__SHORT PROBLEM__
From the listing below, extract each line containing the string "image".

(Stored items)
======

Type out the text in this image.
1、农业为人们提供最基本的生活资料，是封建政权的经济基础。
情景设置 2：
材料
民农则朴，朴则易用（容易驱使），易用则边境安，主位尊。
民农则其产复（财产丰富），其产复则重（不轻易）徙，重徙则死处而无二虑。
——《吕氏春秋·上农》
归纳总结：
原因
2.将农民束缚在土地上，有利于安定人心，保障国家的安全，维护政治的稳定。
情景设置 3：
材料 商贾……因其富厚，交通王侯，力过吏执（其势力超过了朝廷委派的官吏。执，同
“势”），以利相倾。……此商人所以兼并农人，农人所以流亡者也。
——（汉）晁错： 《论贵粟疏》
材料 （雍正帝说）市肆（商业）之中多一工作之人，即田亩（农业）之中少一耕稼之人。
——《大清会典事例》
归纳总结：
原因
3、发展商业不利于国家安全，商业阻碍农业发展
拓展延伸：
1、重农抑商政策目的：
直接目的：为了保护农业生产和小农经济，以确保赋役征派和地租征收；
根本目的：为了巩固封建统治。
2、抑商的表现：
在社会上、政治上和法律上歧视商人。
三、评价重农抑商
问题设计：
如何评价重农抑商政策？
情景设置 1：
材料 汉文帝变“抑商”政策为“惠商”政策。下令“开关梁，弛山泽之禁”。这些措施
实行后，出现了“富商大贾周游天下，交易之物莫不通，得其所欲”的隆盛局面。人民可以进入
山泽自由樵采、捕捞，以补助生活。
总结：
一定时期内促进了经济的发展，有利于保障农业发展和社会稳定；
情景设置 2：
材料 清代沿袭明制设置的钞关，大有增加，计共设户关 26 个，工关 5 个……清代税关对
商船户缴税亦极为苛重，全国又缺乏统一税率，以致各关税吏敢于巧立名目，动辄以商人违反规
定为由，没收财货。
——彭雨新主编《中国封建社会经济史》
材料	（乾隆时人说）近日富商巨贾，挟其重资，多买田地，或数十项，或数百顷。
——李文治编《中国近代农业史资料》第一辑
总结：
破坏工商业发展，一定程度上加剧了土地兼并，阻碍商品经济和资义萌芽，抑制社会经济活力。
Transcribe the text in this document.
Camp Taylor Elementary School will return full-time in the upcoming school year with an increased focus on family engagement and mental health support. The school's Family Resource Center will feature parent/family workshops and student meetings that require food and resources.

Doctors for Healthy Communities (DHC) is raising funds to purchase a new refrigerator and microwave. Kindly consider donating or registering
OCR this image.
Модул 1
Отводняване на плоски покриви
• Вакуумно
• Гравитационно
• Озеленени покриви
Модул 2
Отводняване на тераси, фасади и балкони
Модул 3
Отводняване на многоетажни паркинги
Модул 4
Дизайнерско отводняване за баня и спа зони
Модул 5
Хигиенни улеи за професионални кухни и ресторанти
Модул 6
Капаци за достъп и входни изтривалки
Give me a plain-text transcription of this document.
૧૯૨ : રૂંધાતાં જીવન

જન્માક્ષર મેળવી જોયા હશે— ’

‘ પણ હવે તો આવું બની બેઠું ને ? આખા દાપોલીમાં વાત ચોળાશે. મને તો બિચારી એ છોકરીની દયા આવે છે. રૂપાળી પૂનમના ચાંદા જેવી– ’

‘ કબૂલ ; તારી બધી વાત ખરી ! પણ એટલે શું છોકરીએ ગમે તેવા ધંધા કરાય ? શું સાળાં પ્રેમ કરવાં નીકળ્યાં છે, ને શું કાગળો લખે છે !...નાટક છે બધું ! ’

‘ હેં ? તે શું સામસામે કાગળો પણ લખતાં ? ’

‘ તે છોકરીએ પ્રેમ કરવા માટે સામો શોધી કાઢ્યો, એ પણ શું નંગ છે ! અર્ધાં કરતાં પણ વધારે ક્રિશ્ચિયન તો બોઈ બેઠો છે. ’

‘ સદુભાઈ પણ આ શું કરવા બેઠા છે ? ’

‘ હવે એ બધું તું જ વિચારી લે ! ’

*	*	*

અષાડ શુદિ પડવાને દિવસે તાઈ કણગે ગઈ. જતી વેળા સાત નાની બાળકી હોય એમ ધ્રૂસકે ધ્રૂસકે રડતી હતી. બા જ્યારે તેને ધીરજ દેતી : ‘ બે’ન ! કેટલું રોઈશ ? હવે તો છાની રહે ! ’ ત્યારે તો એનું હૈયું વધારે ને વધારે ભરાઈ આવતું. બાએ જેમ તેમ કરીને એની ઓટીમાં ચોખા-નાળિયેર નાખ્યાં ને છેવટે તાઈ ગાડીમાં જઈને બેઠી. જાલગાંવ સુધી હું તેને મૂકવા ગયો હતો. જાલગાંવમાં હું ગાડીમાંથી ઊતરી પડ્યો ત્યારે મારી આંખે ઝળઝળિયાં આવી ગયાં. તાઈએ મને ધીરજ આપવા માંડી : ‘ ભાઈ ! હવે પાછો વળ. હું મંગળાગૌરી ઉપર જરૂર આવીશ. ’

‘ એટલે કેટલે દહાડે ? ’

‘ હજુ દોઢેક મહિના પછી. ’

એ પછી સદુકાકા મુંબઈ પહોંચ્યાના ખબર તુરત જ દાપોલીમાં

======

__THE RESPONSE__
Type out the text in this image.
OCR this image.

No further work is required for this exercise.